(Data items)
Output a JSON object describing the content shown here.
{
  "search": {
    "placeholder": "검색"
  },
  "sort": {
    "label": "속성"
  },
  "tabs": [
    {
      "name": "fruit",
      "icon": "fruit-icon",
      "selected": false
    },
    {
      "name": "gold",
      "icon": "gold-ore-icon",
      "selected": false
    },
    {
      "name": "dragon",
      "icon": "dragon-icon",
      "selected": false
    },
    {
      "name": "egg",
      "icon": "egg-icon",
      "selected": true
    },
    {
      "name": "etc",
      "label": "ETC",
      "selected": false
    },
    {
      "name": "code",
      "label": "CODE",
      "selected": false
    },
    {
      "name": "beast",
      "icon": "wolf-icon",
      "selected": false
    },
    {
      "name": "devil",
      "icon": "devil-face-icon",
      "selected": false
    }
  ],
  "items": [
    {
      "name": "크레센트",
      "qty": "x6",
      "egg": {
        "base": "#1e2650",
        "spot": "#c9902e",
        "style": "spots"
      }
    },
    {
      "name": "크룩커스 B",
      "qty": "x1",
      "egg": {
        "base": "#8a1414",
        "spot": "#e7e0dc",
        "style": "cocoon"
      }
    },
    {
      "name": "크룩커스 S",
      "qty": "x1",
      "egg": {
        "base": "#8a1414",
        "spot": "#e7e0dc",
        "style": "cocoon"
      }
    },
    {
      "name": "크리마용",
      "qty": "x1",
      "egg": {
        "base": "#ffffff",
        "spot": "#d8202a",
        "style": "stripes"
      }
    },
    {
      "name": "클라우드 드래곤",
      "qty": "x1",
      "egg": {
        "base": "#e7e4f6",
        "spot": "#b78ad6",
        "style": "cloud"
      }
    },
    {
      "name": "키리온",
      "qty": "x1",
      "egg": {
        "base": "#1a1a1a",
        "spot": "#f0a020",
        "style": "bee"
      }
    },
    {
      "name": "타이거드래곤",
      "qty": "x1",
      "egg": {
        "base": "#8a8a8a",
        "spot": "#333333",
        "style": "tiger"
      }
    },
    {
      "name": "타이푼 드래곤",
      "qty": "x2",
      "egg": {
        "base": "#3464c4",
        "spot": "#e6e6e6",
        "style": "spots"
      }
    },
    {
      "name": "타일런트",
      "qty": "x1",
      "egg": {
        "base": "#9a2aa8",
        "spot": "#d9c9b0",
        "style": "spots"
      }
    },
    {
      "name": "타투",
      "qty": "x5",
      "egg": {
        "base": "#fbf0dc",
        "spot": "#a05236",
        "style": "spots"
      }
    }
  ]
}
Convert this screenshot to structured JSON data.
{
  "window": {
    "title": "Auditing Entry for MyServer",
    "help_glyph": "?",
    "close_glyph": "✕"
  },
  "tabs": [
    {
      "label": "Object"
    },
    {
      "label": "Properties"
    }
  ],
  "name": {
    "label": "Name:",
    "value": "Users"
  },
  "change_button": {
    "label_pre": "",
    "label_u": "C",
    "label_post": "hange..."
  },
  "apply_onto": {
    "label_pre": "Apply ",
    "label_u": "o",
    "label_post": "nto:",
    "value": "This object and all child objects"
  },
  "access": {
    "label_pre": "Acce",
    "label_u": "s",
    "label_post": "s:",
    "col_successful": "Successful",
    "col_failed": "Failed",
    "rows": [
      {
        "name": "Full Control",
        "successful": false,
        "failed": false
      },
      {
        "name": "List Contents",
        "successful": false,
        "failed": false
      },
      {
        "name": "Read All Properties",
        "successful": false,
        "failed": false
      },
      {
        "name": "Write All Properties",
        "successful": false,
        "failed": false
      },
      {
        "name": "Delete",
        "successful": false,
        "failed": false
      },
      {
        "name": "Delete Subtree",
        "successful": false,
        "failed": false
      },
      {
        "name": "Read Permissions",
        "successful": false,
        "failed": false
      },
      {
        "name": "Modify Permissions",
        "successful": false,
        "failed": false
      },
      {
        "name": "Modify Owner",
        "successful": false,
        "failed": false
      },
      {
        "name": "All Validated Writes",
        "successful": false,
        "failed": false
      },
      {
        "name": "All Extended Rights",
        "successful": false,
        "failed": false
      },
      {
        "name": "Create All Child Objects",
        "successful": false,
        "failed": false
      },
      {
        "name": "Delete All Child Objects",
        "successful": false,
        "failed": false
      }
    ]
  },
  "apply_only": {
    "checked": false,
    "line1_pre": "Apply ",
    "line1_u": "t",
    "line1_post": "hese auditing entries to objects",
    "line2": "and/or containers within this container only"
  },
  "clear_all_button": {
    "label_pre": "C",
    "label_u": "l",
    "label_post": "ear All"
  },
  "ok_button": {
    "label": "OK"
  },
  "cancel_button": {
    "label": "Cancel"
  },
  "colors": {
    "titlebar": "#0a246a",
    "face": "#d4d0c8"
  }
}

-- Instructions for the task --
Going through the data, tally the lines containing "JSON" and report only the result.

-- Task result --
2